> **Brief**:
Where a line of the listing below includes the word "Class", reproduce that line.

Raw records

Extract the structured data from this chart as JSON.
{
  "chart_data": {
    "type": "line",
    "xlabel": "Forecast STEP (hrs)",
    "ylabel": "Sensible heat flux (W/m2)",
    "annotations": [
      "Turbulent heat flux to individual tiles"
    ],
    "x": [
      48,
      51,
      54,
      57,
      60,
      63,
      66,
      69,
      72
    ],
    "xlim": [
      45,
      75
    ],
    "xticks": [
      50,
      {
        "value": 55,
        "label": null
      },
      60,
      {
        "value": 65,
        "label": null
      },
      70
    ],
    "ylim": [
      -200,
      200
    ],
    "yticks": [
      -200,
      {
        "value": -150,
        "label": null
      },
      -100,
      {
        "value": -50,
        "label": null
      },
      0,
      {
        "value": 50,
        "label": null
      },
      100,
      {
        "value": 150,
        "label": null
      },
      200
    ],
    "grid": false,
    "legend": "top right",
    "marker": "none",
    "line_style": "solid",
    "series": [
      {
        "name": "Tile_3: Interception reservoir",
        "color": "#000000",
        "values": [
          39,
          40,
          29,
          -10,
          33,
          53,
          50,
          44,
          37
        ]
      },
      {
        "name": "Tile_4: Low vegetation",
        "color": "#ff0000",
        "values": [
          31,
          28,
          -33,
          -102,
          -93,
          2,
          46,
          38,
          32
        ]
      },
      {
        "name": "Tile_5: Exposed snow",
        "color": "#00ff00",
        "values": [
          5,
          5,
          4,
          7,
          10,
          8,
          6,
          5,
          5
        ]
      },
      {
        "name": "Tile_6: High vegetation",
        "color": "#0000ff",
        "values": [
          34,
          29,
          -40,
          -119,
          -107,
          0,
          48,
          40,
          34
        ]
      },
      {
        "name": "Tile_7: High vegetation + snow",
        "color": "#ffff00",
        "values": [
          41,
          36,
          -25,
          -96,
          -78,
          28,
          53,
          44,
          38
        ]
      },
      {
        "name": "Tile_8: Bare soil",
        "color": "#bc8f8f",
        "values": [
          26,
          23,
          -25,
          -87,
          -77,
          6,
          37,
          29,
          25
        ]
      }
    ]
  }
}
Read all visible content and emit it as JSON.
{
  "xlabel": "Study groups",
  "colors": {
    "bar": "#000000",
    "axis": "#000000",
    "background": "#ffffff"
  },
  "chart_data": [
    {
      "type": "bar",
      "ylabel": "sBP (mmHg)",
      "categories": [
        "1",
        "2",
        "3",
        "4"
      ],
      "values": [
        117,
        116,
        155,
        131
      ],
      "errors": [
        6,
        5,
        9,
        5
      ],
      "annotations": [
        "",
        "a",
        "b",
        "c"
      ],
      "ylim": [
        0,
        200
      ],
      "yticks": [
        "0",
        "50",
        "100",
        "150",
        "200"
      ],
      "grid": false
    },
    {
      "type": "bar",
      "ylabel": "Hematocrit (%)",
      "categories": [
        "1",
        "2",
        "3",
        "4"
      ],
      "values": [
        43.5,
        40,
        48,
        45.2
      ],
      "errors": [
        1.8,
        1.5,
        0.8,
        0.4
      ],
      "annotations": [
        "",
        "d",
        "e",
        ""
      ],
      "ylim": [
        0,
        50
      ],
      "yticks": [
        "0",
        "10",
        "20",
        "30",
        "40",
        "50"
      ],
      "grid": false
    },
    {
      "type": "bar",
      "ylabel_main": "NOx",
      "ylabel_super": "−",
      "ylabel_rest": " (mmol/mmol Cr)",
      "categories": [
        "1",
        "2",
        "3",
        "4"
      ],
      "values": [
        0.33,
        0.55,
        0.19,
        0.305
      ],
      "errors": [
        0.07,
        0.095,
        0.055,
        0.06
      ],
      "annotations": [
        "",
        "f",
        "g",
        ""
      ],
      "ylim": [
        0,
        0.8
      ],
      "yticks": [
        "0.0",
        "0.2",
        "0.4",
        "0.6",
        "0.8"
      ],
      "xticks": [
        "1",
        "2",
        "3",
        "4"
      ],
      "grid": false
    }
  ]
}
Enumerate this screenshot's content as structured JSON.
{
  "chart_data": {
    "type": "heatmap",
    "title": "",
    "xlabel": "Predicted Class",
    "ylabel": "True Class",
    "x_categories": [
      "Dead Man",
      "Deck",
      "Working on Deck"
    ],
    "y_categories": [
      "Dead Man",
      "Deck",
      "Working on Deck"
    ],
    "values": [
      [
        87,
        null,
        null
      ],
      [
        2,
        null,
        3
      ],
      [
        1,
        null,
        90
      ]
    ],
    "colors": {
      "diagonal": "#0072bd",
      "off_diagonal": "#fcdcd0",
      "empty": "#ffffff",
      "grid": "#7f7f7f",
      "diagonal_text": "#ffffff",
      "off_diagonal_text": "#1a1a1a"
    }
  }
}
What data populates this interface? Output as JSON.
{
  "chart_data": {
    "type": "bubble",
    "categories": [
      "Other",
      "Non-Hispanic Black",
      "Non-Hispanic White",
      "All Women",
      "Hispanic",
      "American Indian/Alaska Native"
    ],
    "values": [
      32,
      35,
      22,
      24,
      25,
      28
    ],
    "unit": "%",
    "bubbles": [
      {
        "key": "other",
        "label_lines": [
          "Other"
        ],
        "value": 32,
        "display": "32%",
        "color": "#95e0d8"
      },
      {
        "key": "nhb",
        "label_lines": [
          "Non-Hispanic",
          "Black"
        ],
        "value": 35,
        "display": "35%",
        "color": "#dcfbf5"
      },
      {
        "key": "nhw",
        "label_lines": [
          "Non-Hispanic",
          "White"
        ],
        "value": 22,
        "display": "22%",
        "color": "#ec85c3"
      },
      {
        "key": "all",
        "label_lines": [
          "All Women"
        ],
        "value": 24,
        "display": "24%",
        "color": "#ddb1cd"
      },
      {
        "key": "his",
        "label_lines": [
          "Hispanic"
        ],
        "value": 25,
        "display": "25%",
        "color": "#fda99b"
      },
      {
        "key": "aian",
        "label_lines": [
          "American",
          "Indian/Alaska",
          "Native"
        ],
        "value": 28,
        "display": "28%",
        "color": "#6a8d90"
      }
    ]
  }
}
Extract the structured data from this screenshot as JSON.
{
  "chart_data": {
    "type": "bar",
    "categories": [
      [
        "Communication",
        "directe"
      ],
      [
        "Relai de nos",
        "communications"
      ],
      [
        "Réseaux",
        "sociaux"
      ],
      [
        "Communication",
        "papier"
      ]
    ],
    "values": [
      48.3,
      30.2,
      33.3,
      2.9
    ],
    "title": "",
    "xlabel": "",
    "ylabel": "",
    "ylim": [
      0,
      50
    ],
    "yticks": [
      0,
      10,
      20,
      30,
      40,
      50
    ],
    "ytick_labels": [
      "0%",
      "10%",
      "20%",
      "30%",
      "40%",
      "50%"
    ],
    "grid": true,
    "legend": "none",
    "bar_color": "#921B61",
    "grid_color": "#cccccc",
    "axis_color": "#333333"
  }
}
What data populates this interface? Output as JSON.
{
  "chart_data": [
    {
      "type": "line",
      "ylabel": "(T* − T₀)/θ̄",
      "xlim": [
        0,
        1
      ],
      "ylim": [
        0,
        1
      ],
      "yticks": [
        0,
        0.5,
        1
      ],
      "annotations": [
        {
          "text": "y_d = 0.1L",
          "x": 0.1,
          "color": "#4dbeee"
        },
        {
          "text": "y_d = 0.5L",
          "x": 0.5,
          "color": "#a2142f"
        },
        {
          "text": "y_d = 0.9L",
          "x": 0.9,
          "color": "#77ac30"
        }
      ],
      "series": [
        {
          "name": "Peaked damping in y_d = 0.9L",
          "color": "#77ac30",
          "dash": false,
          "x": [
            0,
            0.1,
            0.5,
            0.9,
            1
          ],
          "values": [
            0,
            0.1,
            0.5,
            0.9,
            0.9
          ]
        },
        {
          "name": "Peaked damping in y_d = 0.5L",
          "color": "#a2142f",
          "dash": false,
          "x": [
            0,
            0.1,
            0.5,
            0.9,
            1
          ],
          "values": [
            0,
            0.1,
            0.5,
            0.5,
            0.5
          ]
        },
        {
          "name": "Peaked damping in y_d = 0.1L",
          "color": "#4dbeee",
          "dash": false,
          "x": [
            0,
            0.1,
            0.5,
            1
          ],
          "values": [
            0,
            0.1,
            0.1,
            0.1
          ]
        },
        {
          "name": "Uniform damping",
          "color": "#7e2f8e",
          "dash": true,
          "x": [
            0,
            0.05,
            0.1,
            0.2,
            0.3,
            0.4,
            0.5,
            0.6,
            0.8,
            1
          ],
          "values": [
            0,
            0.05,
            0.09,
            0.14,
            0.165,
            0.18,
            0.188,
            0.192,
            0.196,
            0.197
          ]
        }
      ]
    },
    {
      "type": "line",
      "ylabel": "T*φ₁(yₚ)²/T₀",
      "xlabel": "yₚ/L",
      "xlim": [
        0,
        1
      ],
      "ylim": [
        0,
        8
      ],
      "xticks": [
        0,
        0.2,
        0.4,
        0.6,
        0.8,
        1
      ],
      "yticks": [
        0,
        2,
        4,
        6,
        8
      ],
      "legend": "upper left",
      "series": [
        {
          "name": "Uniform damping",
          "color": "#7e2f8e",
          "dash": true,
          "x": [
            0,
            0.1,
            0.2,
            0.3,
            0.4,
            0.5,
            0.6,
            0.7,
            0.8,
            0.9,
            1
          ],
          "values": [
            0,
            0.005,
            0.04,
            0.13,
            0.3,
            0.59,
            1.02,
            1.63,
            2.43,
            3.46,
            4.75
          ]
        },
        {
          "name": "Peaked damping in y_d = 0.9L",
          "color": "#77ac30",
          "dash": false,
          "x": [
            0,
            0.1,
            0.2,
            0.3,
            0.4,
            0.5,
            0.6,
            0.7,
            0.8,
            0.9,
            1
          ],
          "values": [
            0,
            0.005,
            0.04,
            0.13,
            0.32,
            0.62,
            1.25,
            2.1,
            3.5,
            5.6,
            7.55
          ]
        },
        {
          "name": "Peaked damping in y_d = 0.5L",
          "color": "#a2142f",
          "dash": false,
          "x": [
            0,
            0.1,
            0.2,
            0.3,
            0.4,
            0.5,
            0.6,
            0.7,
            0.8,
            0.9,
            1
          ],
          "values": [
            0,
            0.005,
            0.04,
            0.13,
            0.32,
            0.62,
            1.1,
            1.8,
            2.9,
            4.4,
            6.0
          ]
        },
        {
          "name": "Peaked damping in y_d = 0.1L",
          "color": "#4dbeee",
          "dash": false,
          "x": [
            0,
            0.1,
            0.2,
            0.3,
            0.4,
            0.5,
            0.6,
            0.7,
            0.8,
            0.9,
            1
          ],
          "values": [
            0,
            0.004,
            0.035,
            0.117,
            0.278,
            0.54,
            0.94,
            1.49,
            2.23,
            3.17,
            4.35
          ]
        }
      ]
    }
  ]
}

> **Problem solution**:
    "xlabel": "Predicted Class",
    "ylabel": "True Class",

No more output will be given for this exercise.